- PROVIDED DATA:
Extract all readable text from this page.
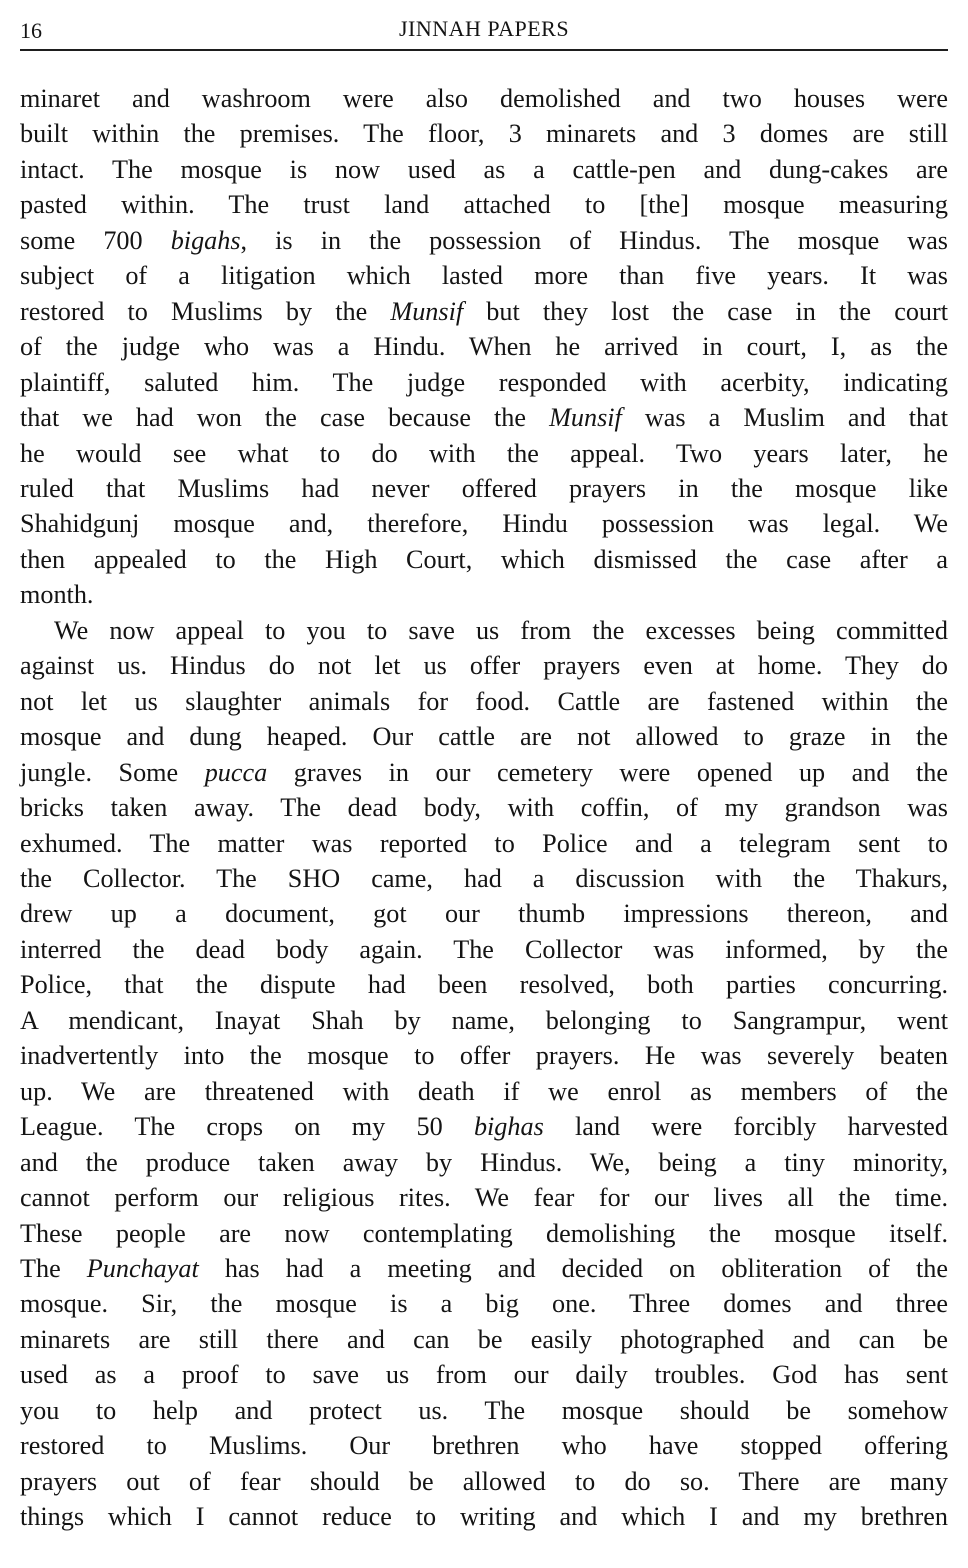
16	JINNAH PAPERS

minaret and washroom were also demolished and two houses were
built within the premises. The floor, 3 minarets and 3 domes are still
intact. The mosque is now used as a cattle-pen and dung-cakes are
pasted within. The trust land attached to [the] mosque measuring
some 700 bigahs, is in the possession of Hindus. The mosque was
subject of a litigation which lasted more than five years. It was
restored to Muslims by the Munsif but they lost the case in the court
of the judge who was a Hindu. When he arrived in court, I, as the
plaintiff, saluted him. The judge responded with acerbity, indicating
that we had won the case because the Munsif was a Muslim and that
he would see what to do with the appeal. Two years later, he
ruled that Muslims had never offered prayers in the mosque like
Shahidgunj mosque and, therefore, Hindu possession was legal. We
then appealed to the High Court, which dismissed the case after a
month.

We now appeal to you to save us from the excesses being committed
against us. Hindus do not let us offer prayers even at home. They do
not let us slaughter animals for food. Cattle are fastened within the
mosque and dung heaped. Our cattle are not allowed to graze in the
jungle. Some pucca graves in our cemetery were opened up and the
bricks taken away. The dead body, with coffin, of my grandson was
exhumed. The matter was reported to Police and a telegram sent to
the Collector. The SHO came, had a discussion with the Thakurs,
drew up a document, got our thumb impressions thereon, and
interred the dead body again. The Collector was informed, by the
Police, that the dispute had been resolved, both parties concurring.
A mendicant, Inayat Shah by name, belonging to Sangrampur, went
inadvertently into the mosque to offer prayers. He was severely beaten
up. We are threatened with death if we enrol as members of the
League. The crops on my 50 bighas land were forcibly harvested
and the produce taken away by Hindus. We, being a tiny minority,
cannot perform our religious rites. We fear for our lives all the time.
These people are now contemplating demolishing the mosque itself.
The Punchayat has had a meeting and decided on obliteration of the
mosque. Sir, the mosque is a big one. Three domes and three
minarets are still there and can be easily photographed and can be
used as a proof to save us from our daily troubles. God has sent
you to help and protect us. The mosque should be somehow
restored to Muslims. Our brethren who have stopped offering
prayers out of fear should be allowed to do so. There are many
things which I cannot reduce to writing and which I and my brethren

- WORK TO DO: Quote every record above exactly, omitting any pictures they contain.

- ANSWER FOR THE TASK:
Extract all readable text from this page.
16	JINNAH PAPERS

minaret and washroom were also demolished and two houses were
built within the premises. The floor, 3 minarets and 3 domes are still
intact. The mosque is now used as a cattle-pen and dung-cakes are
pasted within. The trust land attached to [the] mosque measuring
some 700 bigahs, is in the possession of Hindus. The mosque was
subject of a litigation which lasted more than five years. It was
restored to Muslims by the Munsif but they lost the case in the court
of the judge who was a Hindu. When he arrived in court, I, as the
plaintiff, saluted him. The judge responded with acerbity, indicating
that we had won the case because the Munsif was a Muslim and that
he would see what to do with the appeal. Two years later, he
ruled that Muslims had never offered prayers in the mosque like
Shahidgunj mosque and, therefore, Hindu possession was legal. We
then appealed to the High Court, which dismissed the case after a
month.

We now appeal to you to save us from the excesses being committed
against us. Hindus do not let us offer prayers even at home. They do
not let us slaughter animals for food. Cattle are fastened within the
mosque and dung heaped. Our cattle are not allowed to graze in the
jungle. Some pucca graves in our cemetery were opened up and the
bricks taken away. The dead body, with coffin, of my grandson was
exhumed. The matter was reported to Police and a telegram sent to
the Collector. The SHO came, had a discussion with the Thakurs,
drew up a document, got our thumb impressions thereon, and
interred the dead body again. The Collector was informed, by the
Police, that the dispute had been resolved, both parties concurring.
A mendicant, Inayat Shah by name, belonging to Sangrampur, went
inadvertently into the mosque to offer prayers. He was severely beaten
up. We are threatened with death if we enrol as members of the
League. The crops on my 50 bighas land were forcibly harvested
and the produce taken away by Hindus. We, being a tiny minority,
cannot perform our religious rites. We fear for our lives all the time.
These people are now contemplating demolishing the mosque itself.
The Punchayat has had a meeting and decided on obliteration of the
mosque. Sir, the mosque is a big one. Three domes and three
minarets are still there and can be easily photographed and can be
used as a proof to save us from our daily troubles. God has sent
you to help and protect us. The mosque should be somehow
restored to Muslims. Our brethren who have stopped offering
prayers out of fear should be allowed to do so. There are many
things which I cannot reduce to writing and which I and my brethren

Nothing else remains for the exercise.